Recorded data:
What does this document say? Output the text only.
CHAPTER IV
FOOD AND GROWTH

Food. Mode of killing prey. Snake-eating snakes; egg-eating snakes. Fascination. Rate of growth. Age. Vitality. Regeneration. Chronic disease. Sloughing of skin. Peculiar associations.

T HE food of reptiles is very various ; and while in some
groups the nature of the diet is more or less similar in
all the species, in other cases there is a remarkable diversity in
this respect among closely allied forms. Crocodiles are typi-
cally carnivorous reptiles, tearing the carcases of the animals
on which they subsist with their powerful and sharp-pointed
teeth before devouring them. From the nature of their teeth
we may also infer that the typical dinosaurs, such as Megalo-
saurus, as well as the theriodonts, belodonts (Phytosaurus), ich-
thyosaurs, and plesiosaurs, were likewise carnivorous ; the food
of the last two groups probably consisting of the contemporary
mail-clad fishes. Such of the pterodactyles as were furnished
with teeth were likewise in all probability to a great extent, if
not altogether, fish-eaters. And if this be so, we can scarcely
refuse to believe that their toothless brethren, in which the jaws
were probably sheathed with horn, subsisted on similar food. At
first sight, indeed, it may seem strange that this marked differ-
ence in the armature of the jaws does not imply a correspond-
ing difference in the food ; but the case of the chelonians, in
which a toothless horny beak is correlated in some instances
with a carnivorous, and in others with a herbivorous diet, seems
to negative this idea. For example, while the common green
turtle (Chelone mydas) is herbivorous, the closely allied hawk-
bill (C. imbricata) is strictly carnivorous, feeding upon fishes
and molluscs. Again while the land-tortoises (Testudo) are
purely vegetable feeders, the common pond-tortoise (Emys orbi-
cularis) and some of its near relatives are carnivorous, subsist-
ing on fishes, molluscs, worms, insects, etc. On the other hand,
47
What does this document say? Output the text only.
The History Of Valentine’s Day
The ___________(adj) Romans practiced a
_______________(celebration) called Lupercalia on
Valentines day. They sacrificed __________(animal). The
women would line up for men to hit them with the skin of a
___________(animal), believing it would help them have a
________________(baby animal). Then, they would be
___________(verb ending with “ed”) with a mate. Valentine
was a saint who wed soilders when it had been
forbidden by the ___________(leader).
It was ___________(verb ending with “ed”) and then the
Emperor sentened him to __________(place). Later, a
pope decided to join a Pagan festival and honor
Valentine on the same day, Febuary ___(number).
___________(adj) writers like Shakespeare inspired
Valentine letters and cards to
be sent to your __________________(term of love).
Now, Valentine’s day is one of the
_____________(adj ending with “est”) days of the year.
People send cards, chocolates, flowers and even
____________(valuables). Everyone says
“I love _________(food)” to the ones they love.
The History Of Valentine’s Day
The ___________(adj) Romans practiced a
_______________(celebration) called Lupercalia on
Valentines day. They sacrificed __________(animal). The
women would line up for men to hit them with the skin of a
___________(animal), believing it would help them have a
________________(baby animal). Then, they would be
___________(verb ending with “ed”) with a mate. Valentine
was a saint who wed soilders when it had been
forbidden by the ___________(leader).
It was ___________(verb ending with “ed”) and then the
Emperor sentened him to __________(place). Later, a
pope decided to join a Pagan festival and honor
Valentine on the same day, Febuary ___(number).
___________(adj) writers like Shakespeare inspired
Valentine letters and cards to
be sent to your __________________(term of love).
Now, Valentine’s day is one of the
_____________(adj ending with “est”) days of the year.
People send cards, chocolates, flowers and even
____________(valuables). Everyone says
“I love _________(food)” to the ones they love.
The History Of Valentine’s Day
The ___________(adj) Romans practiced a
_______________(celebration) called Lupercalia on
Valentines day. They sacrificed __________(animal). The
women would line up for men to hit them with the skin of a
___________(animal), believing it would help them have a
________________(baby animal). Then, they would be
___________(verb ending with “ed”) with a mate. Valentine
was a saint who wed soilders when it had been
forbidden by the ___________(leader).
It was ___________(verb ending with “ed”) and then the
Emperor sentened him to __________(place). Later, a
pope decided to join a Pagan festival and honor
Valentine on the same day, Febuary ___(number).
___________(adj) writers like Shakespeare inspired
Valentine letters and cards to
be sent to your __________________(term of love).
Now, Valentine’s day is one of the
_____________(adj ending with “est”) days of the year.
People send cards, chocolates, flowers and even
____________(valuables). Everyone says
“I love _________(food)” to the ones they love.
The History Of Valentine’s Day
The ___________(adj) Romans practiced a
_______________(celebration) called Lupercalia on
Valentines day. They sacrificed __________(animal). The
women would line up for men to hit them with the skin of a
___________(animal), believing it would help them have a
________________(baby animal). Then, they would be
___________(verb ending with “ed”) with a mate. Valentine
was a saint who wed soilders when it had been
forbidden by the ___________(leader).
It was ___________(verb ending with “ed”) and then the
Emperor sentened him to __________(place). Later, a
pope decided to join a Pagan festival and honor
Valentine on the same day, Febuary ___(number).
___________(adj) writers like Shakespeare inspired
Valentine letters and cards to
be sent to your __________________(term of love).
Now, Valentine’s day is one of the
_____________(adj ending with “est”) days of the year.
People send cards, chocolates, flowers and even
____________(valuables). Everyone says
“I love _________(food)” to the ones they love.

Task requirements: Copy in full each line that holds the word "which".

Exercise result:
on which they subsist with their powerful and sharp-pointed
refuse to believe that their toothless brethren, in which the jaws
which a toothless horny beak is correlated in some instances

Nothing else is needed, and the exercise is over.